TO BE DONE »
Reproduce the listing below verbatim.

GIVEN DATA »
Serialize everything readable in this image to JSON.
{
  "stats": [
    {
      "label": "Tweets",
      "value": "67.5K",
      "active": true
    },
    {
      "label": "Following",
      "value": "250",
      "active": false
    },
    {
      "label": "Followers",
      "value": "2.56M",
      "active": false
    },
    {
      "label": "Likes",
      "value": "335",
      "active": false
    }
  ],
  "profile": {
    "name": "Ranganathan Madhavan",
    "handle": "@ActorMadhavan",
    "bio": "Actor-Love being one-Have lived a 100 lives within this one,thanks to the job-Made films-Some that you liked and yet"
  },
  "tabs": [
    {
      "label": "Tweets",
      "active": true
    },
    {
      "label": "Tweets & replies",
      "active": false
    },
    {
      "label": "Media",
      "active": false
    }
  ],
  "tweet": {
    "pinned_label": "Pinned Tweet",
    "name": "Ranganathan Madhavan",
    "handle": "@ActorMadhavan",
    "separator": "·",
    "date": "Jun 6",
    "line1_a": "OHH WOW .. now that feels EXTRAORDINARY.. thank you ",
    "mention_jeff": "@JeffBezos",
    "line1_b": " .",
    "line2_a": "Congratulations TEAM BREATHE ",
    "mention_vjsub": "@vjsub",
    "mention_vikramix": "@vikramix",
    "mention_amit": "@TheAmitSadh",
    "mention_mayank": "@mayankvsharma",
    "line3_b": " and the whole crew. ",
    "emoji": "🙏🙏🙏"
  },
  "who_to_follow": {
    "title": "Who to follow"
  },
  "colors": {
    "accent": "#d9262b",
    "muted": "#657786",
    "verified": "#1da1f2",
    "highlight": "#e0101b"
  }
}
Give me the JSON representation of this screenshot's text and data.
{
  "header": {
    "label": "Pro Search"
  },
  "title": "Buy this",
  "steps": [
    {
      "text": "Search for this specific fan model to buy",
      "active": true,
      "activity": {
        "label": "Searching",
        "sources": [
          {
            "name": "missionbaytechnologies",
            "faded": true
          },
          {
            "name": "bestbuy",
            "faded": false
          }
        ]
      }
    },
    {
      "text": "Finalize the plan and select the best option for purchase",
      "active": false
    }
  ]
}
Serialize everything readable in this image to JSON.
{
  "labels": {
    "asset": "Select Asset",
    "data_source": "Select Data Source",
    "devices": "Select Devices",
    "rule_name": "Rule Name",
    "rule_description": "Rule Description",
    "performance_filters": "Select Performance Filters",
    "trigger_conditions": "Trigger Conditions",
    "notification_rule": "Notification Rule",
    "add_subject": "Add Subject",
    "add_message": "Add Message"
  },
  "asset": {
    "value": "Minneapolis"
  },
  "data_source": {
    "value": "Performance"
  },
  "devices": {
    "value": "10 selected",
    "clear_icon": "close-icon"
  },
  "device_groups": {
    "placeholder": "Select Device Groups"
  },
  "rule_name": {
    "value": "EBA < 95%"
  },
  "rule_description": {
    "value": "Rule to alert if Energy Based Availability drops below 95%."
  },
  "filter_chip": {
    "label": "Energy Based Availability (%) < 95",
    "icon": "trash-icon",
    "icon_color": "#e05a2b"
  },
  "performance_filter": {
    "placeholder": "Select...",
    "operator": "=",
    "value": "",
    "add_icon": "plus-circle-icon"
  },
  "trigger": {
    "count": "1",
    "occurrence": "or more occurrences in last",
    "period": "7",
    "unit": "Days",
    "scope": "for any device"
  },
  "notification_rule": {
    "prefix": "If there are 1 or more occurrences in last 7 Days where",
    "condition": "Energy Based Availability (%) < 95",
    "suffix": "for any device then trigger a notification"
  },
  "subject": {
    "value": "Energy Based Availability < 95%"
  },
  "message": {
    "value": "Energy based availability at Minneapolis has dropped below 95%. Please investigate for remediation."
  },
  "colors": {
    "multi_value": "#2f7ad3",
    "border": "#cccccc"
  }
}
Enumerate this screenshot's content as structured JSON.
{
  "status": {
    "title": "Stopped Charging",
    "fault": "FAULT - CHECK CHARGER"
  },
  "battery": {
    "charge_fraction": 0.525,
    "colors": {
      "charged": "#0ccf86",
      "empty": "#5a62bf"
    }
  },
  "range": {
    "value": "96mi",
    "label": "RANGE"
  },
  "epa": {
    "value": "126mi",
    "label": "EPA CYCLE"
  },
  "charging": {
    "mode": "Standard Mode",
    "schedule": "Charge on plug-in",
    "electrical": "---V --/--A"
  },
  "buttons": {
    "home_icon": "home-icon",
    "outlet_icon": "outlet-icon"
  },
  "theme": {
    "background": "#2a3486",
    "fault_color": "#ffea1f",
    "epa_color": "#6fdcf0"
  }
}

WORKED SOLUTION »
Serialize everything readable in this image to JSON.
{
  "stats": [
    {
      "label": "Tweets",
      "value": "67.5K",
      "active": true
    },
    {
      "label": "Following",
      "value": "250",
      "active": false
    },
    {
      "label": "Followers",
      "value": "2.56M",
      "active": false
    },
    {
      "label": "Likes",
      "value": "335",
      "active": false
    }
  ],
  "profile": {
    "name": "Ranganathan Madhavan",
    "handle": "@ActorMadhavan",
    "bio": "Actor-Love being one-Have lived a 100 lives within this one,thanks to the job-Made films-Some that you liked and yet"
  },
  "tabs": [
    {
      "label": "Tweets",
      "active": true
    },
    {
      "label": "Tweets & replies",
      "active": false
    },
    {
      "label": "Media",
      "active": false
    }
  ],
  "tweet": {
    "pinned_label": "Pinned Tweet",
    "name": "Ranganathan Madhavan",
    "handle": "@ActorMadhavan",
    "separator": "·",
    "date": "Jun 6",
    "line1_a": "OHH WOW .. now that feels EXTRAORDINARY.. thank you ",
    "mention_jeff": "@JeffBezos",
    "line1_b": " .",
    "line2_a": "Congratulations TEAM BREATHE ",
    "mention_vjsub": "@vjsub",
    "mention_vikramix": "@vikramix",
    "mention_amit": "@TheAmitSadh",
    "mention_mayank": "@mayankvsharma",
    "line3_b": " and the whole crew. ",
    "emoji": "🙏🙏🙏"
  },
  "who_to_follow": {
    "title": "Who to follow"
  },
  "colors": {
    "accent": "#d9262b",
    "muted": "#657786",
    "verified": "#1da1f2",
    "highlight": "#e0101b"
  }
}
Give me the JSON representation of this screenshot's text and data.
{
  "header": {
    "label": "Pro Search"
  },
  "title": "Buy this",
  "steps": [
    {
      "text": "Search for this specific fan model to buy",
      "active": true,
      "activity": {
        "label": "Searching",
        "sources": [
          {
            "name": "missionbaytechnologies",
            "faded": true
          },
          {
            "name": "bestbuy",
            "faded": false
          }
        ]
      }
    },
    {
      "text": "Finalize the plan and select the best option for purchase",
      "active": false
    }
  ]
}
Serialize everything readable in this image to JSON.
{
  "labels": {
    "asset": "Select Asset",
    "data_source": "Select Data Source",
    "devices": "Select Devices",
    "rule_name": "Rule Name",
    "rule_description": "Rule Description",
    "performance_filters": "Select Performance Filters",
    "trigger_conditions": "Trigger Conditions",
    "notification_rule": "Notification Rule",
    "add_subject": "Add Subject",
    "add_message": "Add Message"
  },
  "asset": {
    "value": "Minneapolis"
  },
  "data_source": {
    "value": "Performance"
  },
  "devices": {
    "value": "10 selected",
    "clear_icon": "close-icon"
  },
  "device_groups": {
    "placeholder": "Select Device Groups"
  },
  "rule_name": {
    "value": "EBA < 95%"
  },
  "rule_description": {
    "value": "Rule to alert if Energy Based Availability drops below 95%."
  },
  "filter_chip": {
    "label": "Energy Based Availability (%) < 95",
    "icon": "trash-icon",
    "icon_color": "#e05a2b"
  },
  "performance_filter": {
    "placeholder": "Select...",
    "operator": "=",
    "value": "",
    "add_icon": "plus-circle-icon"
  },
  "trigger": {
    "count": "1",
    "occurrence": "or more occurrences in last",
    "period": "7",
    "unit": "Days",
    "scope": "for any device"
  },
  "notification_rule": {
    "prefix": "If there are 1 or more occurrences in last 7 Days where",
    "condition": "Energy Based Availability (%) < 95",
    "suffix": "for any device then trigger a notification"
  },
  "subject": {
    "value": "Energy Based Availability < 95%"
  },
  "message": {
    "value": "Energy based availability at Minneapolis has dropped below 95%. Please investigate for remediation."
  },
  "colors": {
    "multi_value": "#2f7ad3",
    "border": "#cccccc"
  }
}
Enumerate this screenshot's content as structured JSON.
{
  "status": {
    "title": "Stopped Charging",
    "fault": "FAULT - CHECK CHARGER"
  },
  "battery": {
    "charge_fraction": 0.525,
    "colors": {
      "charged": "#0ccf86",
      "empty": "#5a62bf"
    }
  },
  "range": {
    "value": "96mi",
    "label": "RANGE"
  },
  "epa": {
    "value": "126mi",
    "label": "EPA CYCLE"
  },
  "charging": {
    "mode": "Standard Mode",
    "schedule": "Charge on plug-in",
    "electrical": "---V --/--A"
  },
  "buttons": {
    "home_icon": "home-icon",
    "outlet_icon": "outlet-icon"
  },
  "theme": {
    "background": "#2a3486",
    "fault_color": "#ffea1f",
    "epa_color": "#6fdcf0"
  }
}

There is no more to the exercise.